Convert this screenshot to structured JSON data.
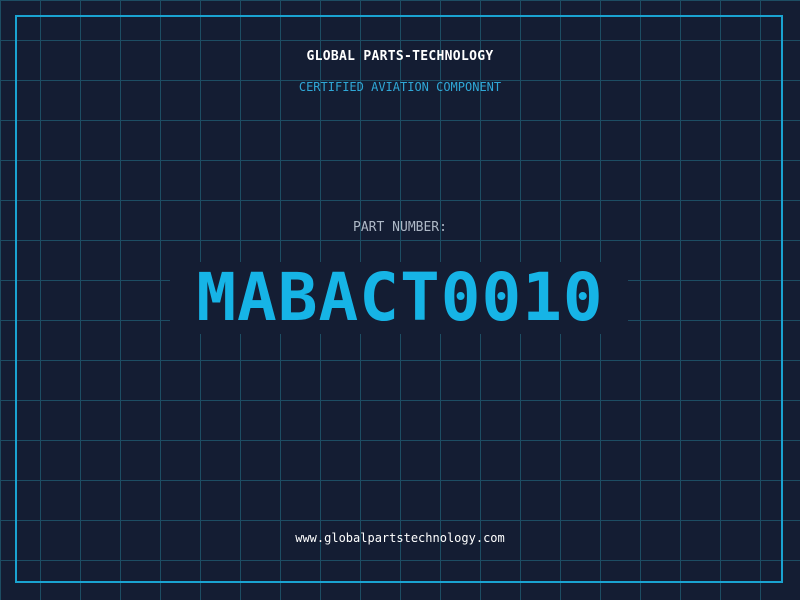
{
  "header": {
    "company": "GLOBAL PARTS-TECHNOLOGY",
    "tagline": "CERTIFIED AVIATION COMPONENT"
  },
  "part": {
    "label": "PART NUMBER:",
    "number": "MABACT0010"
  },
  "footer": {
    "website": "www.globalpartstechnology.com"
  },
  "colors": {
    "background": "#141d33",
    "grid": "#1d4d63",
    "accent": "#16b4e6",
    "frame": "#1aa3d1"
  }
}
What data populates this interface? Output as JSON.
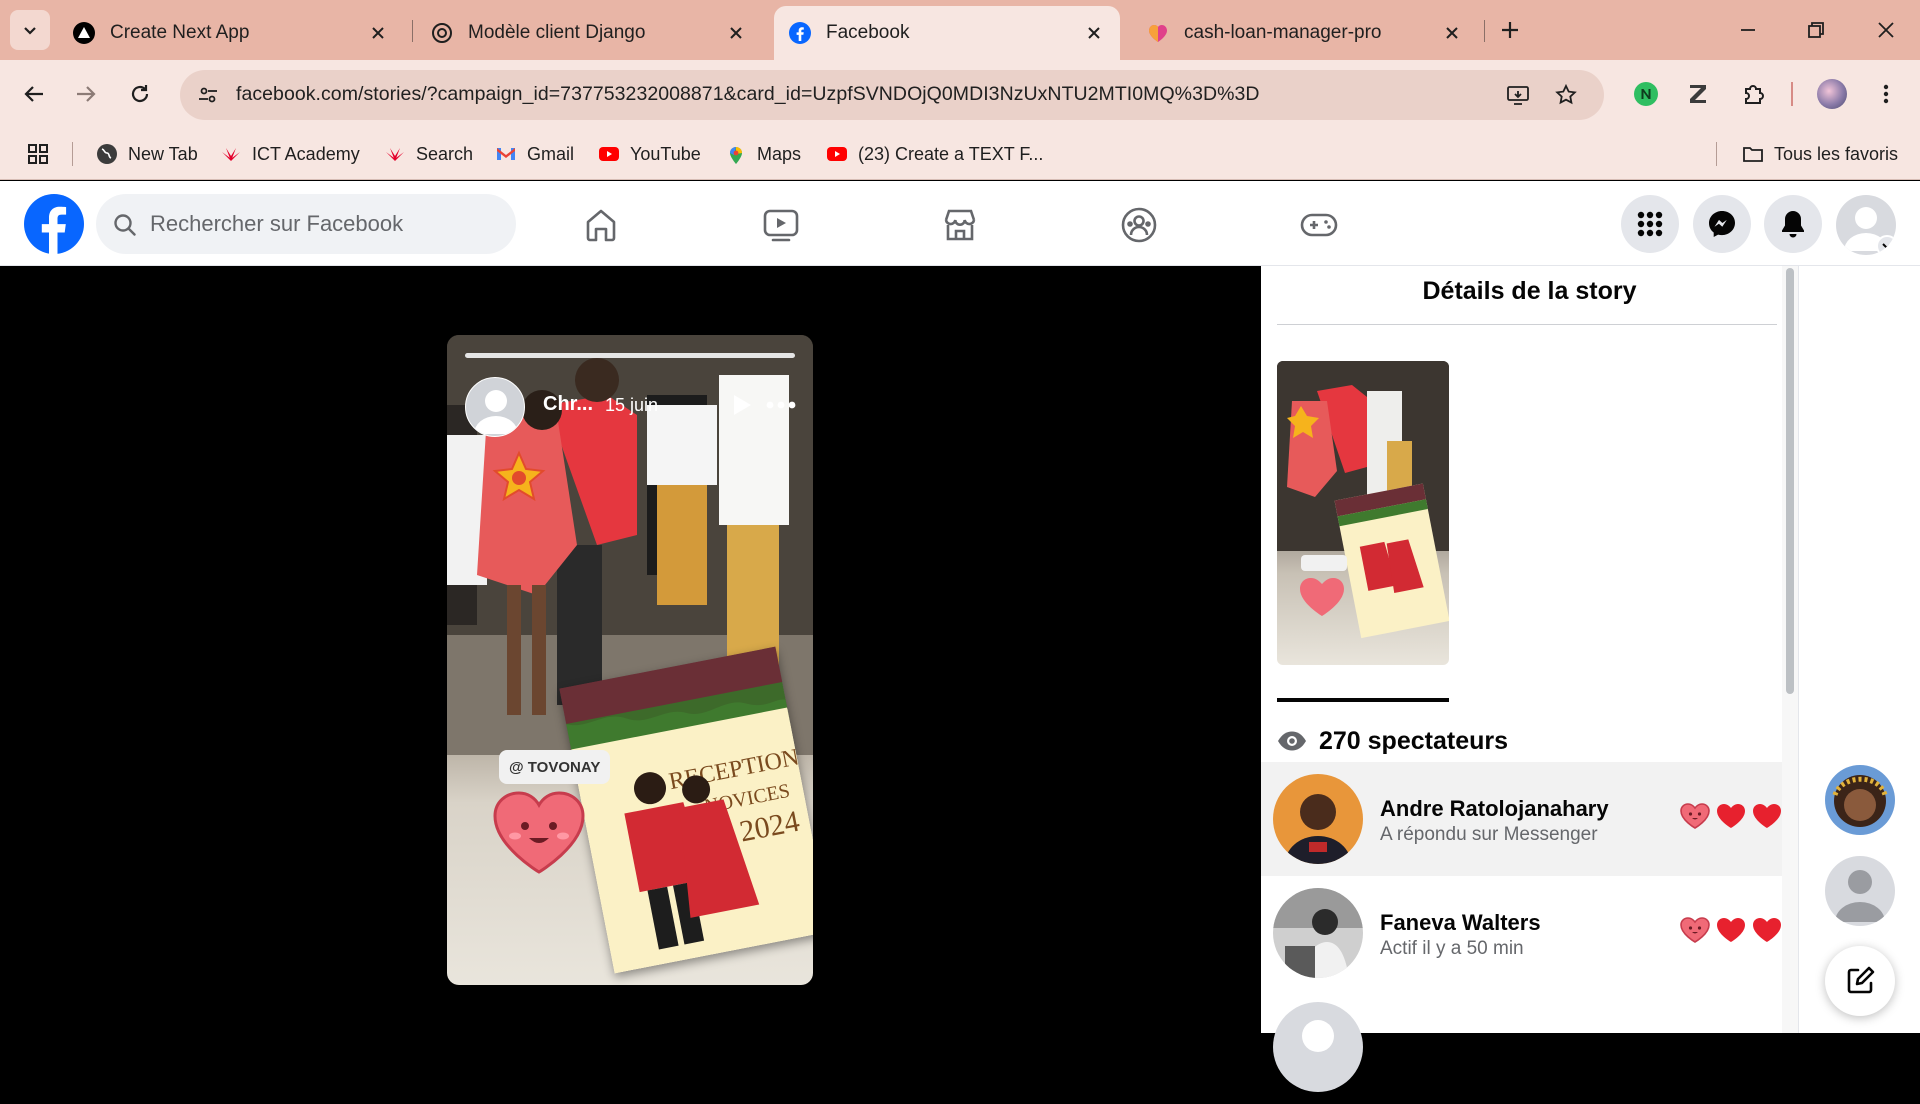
{
  "browser": {
    "tabs": [
      {
        "title": "Create Next App",
        "icon": "nextjs-icon"
      },
      {
        "title": "Modèle client Django",
        "icon": "chatgpt-icon"
      },
      {
        "title": "Facebook",
        "icon": "facebook-icon",
        "active": true
      },
      {
        "title": "cash-loan-manager-pro",
        "icon": "heart-app-icon"
      }
    ],
    "url": "facebook.com/stories/?campaign_id=737753232008871&card_id=UzpfSVNDOjQ0MDI3NzUxNTU2MTI0MQ%3D%3D",
    "bookmarks": [
      {
        "label": "New Tab",
        "icon": "globe-icon"
      },
      {
        "label": "ICT Academy",
        "icon": "huawei-icon"
      },
      {
        "label": "Search",
        "icon": "huawei-icon"
      },
      {
        "label": "Gmail",
        "icon": "gmail-icon"
      },
      {
        "label": "YouTube",
        "icon": "youtube-icon"
      },
      {
        "label": "Maps",
        "icon": "maps-icon"
      },
      {
        "label": "(23) Create a TEXT F...",
        "icon": "youtube-icon"
      }
    ],
    "all_bookmarks_label": "Tous les favoris"
  },
  "facebook": {
    "search_placeholder": "Rechercher sur Facebook",
    "brand_color": "#0866ff"
  },
  "story": {
    "author": "Chr...",
    "date": "15 juin",
    "mention": "@ TOVONAY"
  },
  "details": {
    "title": "Détails de la story",
    "viewers_count": "270 spectateurs",
    "viewers": [
      {
        "name": "Andre Ratolojanahary",
        "status": "A répondu sur Messenger"
      },
      {
        "name": "Faneva Walters",
        "status": "Actif il y a 50 min"
      }
    ]
  }
}
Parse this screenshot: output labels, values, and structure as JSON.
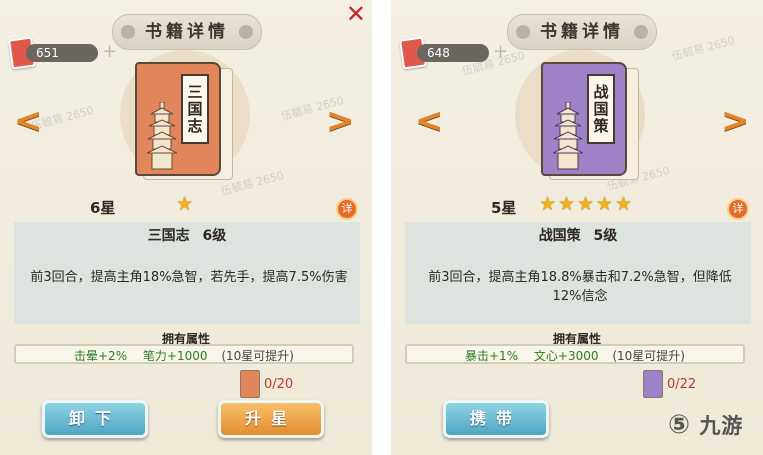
{
  "left": {
    "title": "书籍详情",
    "currency": "651",
    "book_name": "三国志",
    "star_label": "6星",
    "star_count": 1,
    "detail_badge": "详",
    "level_title": "三国志 6级",
    "description": "前3回合，提高主角18%急智，若先手，提高7.5%伤害",
    "attr_header": "拥有属性",
    "attr_a": "击晕+2%",
    "attr_b": "笔力+1000",
    "attr_note": "(10星可提升)",
    "fragment_count": "0/20",
    "button_left": "卸下",
    "button_right": "升星",
    "cover_color": "#e1865b"
  },
  "right": {
    "title": "书籍详情",
    "currency": "648",
    "book_name": "战国策",
    "star_label": "5星",
    "star_count": 5,
    "detail_badge": "详",
    "level_title": "战国策 5级",
    "description": "前3回合，提高主角18.8%暴击和7.2%急智，但降低12%信念",
    "attr_header": "拥有属性",
    "attr_a": "暴击+1%",
    "attr_b": "文心+3000",
    "attr_note": "(10星可提升)",
    "fragment_count": "0/22",
    "button_left": "携带",
    "cover_color": "#9d82c7"
  },
  "watermark": "伍毓易 2650",
  "logo": "九游"
}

++++++++++++++++++++

_GIVEN EXERCISE:_
Leave the images out and output the remaining material exactly as it stands.

_RESULT FOR THIS EXERCISE:_
Convert this screenshot to structured JSON data.
{
  "header": {
    "company": "GLOBAL PARTS-TECHNOLOGY",
    "tagline": "CERTIFIED AVIATION COMPONENT"
  },
  "part": {
    "label": "PART NUMBER:",
    "number": "MABACT0010"
  },
  "footer": {
    "website": "www.globalpartstechnology.com"
  },
  "colors": {
    "background": "#141d33",
    "grid": "#1d4d63",
    "accent": "#16b4e6",
    "frame": "#1aa3d1"
  }
}
What data populates this interface? Output as JSON.
{
  "browser": {
    "tabs": [
      {
        "title": "Create Next App",
        "icon": "nextjs-icon"
      },
      {
        "title": "Modèle client Django",
        "icon": "chatgpt-icon"
      },
      {
        "title": "Facebook",
        "icon": "facebook-icon",
        "active": true
      },
      {
        "title": "cash-loan-manager-pro",
        "icon": "heart-app-icon"
      }
    ],
    "url": "facebook.com/stories/?campaign_id=737753232008871&card_id=UzpfSVNDOjQ0MDI3NzUxNTU2MTI0MQ%3D%3D",
    "bookmarks": [
      {
        "label": "New Tab",
        "icon": "globe-icon"
      },
      {
        "label": "ICT Academy",
        "icon": "huawei-icon"
      },
      {
        "label": "Search",
        "icon": "huawei-icon"
      },
      {
        "label": "Gmail",
        "icon": "gmail-icon"
      },
      {
        "label": "YouTube",
        "icon": "youtube-icon"
      },
      {
        "label": "Maps",
        "icon": "maps-icon"
      },
      {
        "label": "(23) Create a TEXT F...",
        "icon": "youtube-icon"
      }
    ],
    "all_bookmarks_label": "Tous les favoris"
  },
  "facebook": {
    "search_placeholder": "Rechercher sur Facebook",
    "brand_color": "#0866ff"
  },
  "story": {
    "author": "Chr...",
    "date": "15 juin",
    "mention": "@ TOVONAY"
  },
  "details": {
    "title": "Détails de la story",
    "viewers_count": "270 spectateurs",
    "viewers": [
      {
        "name": "Andre Ratolojanahary",
        "status": "A répondu sur Messenger"
      },
      {
        "name": "Faneva Walters",
        "status": "Actif il y a 50 min"
      }
    ]
  }
}
Parse this screenshot: output labels, values, and structure as JSON.
{
  "left": {
    "title": "书籍详情",
    "currency": "651",
    "book_name": "三国志",
    "star_label": "6星",
    "star_count": 1,
    "detail_badge": "详",
    "level_title": "三国志 6级",
    "description": "前3回合，提高主角18%急智，若先手，提高7.5%伤害",
    "attr_header": "拥有属性",
    "attr_a": "击晕+2%",
    "attr_b": "笔力+1000",
    "attr_note": "(10星可提升)",
    "fragment_count": "0/20",
    "button_left": "卸下",
    "button_right": "升星",
    "cover_color": "#e1865b"
  },
  "right": {
    "title": "书籍详情",
    "currency": "648",
    "book_name": "战国策",
    "star_label": "5星",
    "star_count": 5,
    "detail_badge": "详",
    "level_title": "战国策 5级",
    "description": "前3回合，提高主角18.8%暴击和7.2%急智，但降低12%信念",
    "attr_header": "拥有属性",
    "attr_a": "暴击+1%",
    "attr_b": "文心+3000",
    "attr_note": "(10星可提升)",
    "fragment_count": "0/22",
    "button_left": "携带",
    "cover_color": "#9d82c7"
  },
  "watermark": "伍毓易 2650",
  "logo": "九游"
}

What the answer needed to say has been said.